# Stated goal
Go through the records and give each one again exactly.

# Records provided
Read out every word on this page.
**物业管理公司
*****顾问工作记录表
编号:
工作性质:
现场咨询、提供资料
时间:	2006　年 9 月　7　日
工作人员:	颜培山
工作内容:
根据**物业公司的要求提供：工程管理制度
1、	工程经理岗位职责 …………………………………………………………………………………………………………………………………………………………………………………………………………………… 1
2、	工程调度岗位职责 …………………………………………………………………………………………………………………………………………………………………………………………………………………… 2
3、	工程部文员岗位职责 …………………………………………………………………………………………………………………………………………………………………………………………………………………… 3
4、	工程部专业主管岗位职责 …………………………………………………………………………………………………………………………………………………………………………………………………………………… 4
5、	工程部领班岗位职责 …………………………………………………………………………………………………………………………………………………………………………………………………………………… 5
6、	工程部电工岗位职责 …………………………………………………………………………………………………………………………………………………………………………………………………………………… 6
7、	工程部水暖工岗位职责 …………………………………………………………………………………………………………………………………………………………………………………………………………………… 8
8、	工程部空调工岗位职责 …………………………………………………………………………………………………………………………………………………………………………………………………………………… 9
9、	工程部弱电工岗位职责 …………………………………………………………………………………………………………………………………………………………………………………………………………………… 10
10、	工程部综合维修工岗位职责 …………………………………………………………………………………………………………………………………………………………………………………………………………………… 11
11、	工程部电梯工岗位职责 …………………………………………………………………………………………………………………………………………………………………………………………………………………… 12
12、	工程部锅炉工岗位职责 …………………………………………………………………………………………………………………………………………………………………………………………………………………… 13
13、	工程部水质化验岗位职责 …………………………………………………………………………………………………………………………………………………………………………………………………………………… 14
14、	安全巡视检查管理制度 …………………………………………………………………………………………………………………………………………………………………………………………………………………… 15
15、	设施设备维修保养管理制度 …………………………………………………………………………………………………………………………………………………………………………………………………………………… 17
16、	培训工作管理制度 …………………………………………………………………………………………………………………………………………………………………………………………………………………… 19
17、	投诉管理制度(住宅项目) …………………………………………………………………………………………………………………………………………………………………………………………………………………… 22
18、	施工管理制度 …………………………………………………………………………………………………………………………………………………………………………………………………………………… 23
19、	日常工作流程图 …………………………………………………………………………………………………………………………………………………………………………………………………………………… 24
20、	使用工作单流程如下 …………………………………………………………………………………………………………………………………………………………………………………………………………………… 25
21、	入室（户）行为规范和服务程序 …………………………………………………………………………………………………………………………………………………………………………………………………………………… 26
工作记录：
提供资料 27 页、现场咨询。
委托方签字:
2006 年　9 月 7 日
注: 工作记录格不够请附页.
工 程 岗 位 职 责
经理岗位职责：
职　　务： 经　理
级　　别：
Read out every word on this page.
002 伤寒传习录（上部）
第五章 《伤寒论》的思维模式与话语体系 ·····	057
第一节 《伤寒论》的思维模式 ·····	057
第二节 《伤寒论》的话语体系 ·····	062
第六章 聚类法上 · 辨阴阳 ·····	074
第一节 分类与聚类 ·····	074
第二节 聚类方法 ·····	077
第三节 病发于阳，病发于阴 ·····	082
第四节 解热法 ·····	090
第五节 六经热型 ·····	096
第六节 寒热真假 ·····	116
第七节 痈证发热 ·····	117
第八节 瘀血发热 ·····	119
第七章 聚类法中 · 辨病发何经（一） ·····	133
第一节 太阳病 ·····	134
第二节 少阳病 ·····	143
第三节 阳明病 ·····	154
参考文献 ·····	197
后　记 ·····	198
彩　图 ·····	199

# The reply
Read out every word on this page.
**物业管理公司
*****顾问工作记录表
编号:
工作性质:
现场咨询、提供资料
时间:	2006　年 9 月　7　日
工作人员:	颜培山
工作内容:
根据**物业公司的要求提供：工程管理制度
1、	工程经理岗位职责 …………………………………………………………………………………………………………………………………………………………………………………………………………………… 1
2、	工程调度岗位职责 …………………………………………………………………………………………………………………………………………………………………………………………………………………… 2
3、	工程部文员岗位职责 …………………………………………………………………………………………………………………………………………………………………………………………………………………… 3
4、	工程部专业主管岗位职责 …………………………………………………………………………………………………………………………………………………………………………………………………………………… 4
5、	工程部领班岗位职责 …………………………………………………………………………………………………………………………………………………………………………………………………………………… 5
6、	工程部电工岗位职责 …………………………………………………………………………………………………………………………………………………………………………………………………………………… 6
7、	工程部水暖工岗位职责 …………………………………………………………………………………………………………………………………………………………………………………………………………………… 8
8、	工程部空调工岗位职责 …………………………………………………………………………………………………………………………………………………………………………………………………………………… 9
9、	工程部弱电工岗位职责 …………………………………………………………………………………………………………………………………………………………………………………………………………………… 10
10、	工程部综合维修工岗位职责 …………………………………………………………………………………………………………………………………………………………………………………………………………………… 11
11、	工程部电梯工岗位职责 …………………………………………………………………………………………………………………………………………………………………………………………………………………… 12
12、	工程部锅炉工岗位职责 …………………………………………………………………………………………………………………………………………………………………………………………………………………… 13
13、	工程部水质化验岗位职责 …………………………………………………………………………………………………………………………………………………………………………………………………………………… 14
14、	安全巡视检查管理制度 …………………………………………………………………………………………………………………………………………………………………………………………………………………… 15
15、	设施设备维修保养管理制度 …………………………………………………………………………………………………………………………………………………………………………………………………………………… 17
16、	培训工作管理制度 …………………………………………………………………………………………………………………………………………………………………………………………………………………… 19
17、	投诉管理制度(住宅项目) …………………………………………………………………………………………………………………………………………………………………………………………………………………… 22
18、	施工管理制度 …………………………………………………………………………………………………………………………………………………………………………………………………………………… 23
19、	日常工作流程图 …………………………………………………………………………………………………………………………………………………………………………………………………………………… 24
20、	使用工作单流程如下 …………………………………………………………………………………………………………………………………………………………………………………………………………………… 25
21、	入室（户）行为规范和服务程序 …………………………………………………………………………………………………………………………………………………………………………………………………………………… 26
工作记录：
提供资料 27 页、现场咨询。
委托方签字:
2006 年　9 月 7 日
注: 工作记录格不够请附页.
工 程 岗 位 职 责
经理岗位职责：
职　　务： 经　理
级　　别：
Read out every word on this page.
002 伤寒传习录（上部）
第五章 《伤寒论》的思维模式与话语体系 ·····	057
第一节 《伤寒论》的思维模式 ·····	057
第二节 《伤寒论》的话语体系 ·····	062
第六章 聚类法上 · 辨阴阳 ·····	074
第一节 分类与聚类 ·····	074
第二节 聚类方法 ·····	077
第三节 病发于阳，病发于阴 ·····	082
第四节 解热法 ·····	090
第五节 六经热型 ·····	096
第六节 寒热真假 ·····	116
第七节 痈证发热 ·····	117
第八节 瘀血发热 ·····	119
第七章 聚类法中 · 辨病发何经（一） ·····	133
第一节 太阳病 ·····	134
第二节 少阳病 ·····	143
第三节 阳明病 ·····	154
参考文献 ·····	197
后　记 ·····	198
彩　图 ·····	199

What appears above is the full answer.